(begin)

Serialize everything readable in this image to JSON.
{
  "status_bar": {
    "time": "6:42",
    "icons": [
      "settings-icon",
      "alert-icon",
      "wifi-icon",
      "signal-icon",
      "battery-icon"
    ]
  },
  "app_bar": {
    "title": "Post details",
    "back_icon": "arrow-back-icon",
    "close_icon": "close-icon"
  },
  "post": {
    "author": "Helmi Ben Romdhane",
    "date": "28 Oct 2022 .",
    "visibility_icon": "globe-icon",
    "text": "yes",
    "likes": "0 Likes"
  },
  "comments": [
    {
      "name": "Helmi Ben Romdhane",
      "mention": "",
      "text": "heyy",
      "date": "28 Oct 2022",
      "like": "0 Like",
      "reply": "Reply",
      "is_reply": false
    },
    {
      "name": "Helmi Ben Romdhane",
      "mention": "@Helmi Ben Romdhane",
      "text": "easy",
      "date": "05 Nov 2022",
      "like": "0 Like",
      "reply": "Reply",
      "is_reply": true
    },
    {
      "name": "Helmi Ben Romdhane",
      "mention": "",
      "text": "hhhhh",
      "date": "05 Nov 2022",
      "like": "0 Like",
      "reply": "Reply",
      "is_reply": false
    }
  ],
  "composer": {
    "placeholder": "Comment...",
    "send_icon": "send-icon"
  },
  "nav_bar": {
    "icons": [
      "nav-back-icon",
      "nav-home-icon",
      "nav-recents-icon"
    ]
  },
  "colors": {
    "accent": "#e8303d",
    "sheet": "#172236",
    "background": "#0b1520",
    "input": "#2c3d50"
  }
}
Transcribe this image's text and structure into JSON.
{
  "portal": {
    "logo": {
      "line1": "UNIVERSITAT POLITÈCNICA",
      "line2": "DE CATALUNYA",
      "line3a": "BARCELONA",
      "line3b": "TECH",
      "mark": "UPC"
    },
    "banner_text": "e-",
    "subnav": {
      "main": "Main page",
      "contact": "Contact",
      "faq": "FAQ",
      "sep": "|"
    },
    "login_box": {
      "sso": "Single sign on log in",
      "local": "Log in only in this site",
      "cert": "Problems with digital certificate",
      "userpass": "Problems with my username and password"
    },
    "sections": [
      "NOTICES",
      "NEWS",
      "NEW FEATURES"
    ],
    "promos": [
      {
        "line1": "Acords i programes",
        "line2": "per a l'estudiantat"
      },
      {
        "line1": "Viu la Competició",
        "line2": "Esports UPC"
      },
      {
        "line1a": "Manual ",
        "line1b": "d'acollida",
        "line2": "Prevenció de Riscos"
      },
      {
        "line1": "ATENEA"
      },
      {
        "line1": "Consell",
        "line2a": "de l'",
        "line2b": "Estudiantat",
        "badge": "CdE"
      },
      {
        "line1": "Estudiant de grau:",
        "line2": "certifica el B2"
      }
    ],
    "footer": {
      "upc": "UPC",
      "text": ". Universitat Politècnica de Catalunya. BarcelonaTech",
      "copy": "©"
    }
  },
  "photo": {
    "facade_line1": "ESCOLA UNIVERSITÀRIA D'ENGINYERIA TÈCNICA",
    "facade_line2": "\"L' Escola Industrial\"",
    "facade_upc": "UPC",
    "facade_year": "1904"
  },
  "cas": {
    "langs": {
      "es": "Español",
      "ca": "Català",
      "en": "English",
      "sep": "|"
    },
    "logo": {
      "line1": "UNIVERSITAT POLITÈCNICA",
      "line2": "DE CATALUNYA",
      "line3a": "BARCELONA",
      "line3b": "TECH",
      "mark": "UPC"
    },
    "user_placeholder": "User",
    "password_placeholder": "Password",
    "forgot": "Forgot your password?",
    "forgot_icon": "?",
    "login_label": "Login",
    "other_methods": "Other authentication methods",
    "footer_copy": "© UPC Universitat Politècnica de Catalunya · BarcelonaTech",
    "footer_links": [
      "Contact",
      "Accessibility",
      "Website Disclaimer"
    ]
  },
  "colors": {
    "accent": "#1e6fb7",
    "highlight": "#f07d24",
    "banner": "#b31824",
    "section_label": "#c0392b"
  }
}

(end)

→ The request
Retype the listing above in full, with no alterations.

→ Output of the task
Serialize everything readable in this image to JSON.
{
  "status_bar": {
    "time": "6:42",
    "icons": [
      "settings-icon",
      "alert-icon",
      "wifi-icon",
      "signal-icon",
      "battery-icon"
    ]
  },
  "app_bar": {
    "title": "Post details",
    "back_icon": "arrow-back-icon",
    "close_icon": "close-icon"
  },
  "post": {
    "author": "Helmi Ben Romdhane",
    "date": "28 Oct 2022 .",
    "visibility_icon": "globe-icon",
    "text": "yes",
    "likes": "0 Likes"
  },
  "comments": [
    {
      "name": "Helmi Ben Romdhane",
      "mention": "",
      "text": "heyy",
      "date": "28 Oct 2022",
      "like": "0 Like",
      "reply": "Reply",
      "is_reply": false
    },
    {
      "name": "Helmi Ben Romdhane",
      "mention": "@Helmi Ben Romdhane",
      "text": "easy",
      "date": "05 Nov 2022",
      "like": "0 Like",
      "reply": "Reply",
      "is_reply": true
    },
    {
      "name": "Helmi Ben Romdhane",
      "mention": "",
      "text": "hhhhh",
      "date": "05 Nov 2022",
      "like": "0 Like",
      "reply": "Reply",
      "is_reply": false
    }
  ],
  "composer": {
    "placeholder": "Comment...",
    "send_icon": "send-icon"
  },
  "nav_bar": {
    "icons": [
      "nav-back-icon",
      "nav-home-icon",
      "nav-recents-icon"
    ]
  },
  "colors": {
    "accent": "#e8303d",
    "sheet": "#172236",
    "background": "#0b1520",
    "input": "#2c3d50"
  }
}
Transcribe this image's text and structure into JSON.
{
  "portal": {
    "logo": {
      "line1": "UNIVERSITAT POLITÈCNICA",
      "line2": "DE CATALUNYA",
      "line3a": "BARCELONA",
      "line3b": "TECH",
      "mark": "UPC"
    },
    "banner_text": "e-",
    "subnav": {
      "main": "Main page",
      "contact": "Contact",
      "faq": "FAQ",
      "sep": "|"
    },
    "login_box": {
      "sso": "Single sign on log in",
      "local": "Log in only in this site",
      "cert": "Problems with digital certificate",
      "userpass": "Problems with my username and password"
    },
    "sections": [
      "NOTICES",
      "NEWS",
      "NEW FEATURES"
    ],
    "promos": [
      {
        "line1": "Acords i programes",
        "line2": "per a l'estudiantat"
      },
      {
        "line1": "Viu la Competició",
        "line2": "Esports UPC"
      },
      {
        "line1a": "Manual ",
        "line1b": "d'acollida",
        "line2": "Prevenció de Riscos"
      },
      {
        "line1": "ATENEA"
      },
      {
        "line1": "Consell",
        "line2a": "de l'",
        "line2b": "Estudiantat",
        "badge": "CdE"
      },
      {
        "line1": "Estudiant de grau:",
        "line2": "certifica el B2"
      }
    ],
    "footer": {
      "upc": "UPC",
      "text": ". Universitat Politècnica de Catalunya. BarcelonaTech",
      "copy": "©"
    }
  },
  "photo": {
    "facade_line1": "ESCOLA UNIVERSITÀRIA D'ENGINYERIA TÈCNICA",
    "facade_line2": "\"L' Escola Industrial\"",
    "facade_upc": "UPC",
    "facade_year": "1904"
  },
  "cas": {
    "langs": {
      "es": "Español",
      "ca": "Català",
      "en": "English",
      "sep": "|"
    },
    "logo": {
      "line1": "UNIVERSITAT POLITÈCNICA",
      "line2": "DE CATALUNYA",
      "line3a": "BARCELONA",
      "line3b": "TECH",
      "mark": "UPC"
    },
    "user_placeholder": "User",
    "password_placeholder": "Password",
    "forgot": "Forgot your password?",
    "forgot_icon": "?",
    "login_label": "Login",
    "other_methods": "Other authentication methods",
    "footer_copy": "© UPC Universitat Politècnica de Catalunya · BarcelonaTech",
    "footer_links": [
      "Contact",
      "Accessibility",
      "Website Disclaimer"
    ]
  },
  "colors": {
    "accent": "#1e6fb7",
    "highlight": "#f07d24",
    "banner": "#b31824",
    "section_label": "#c0392b"
  }
}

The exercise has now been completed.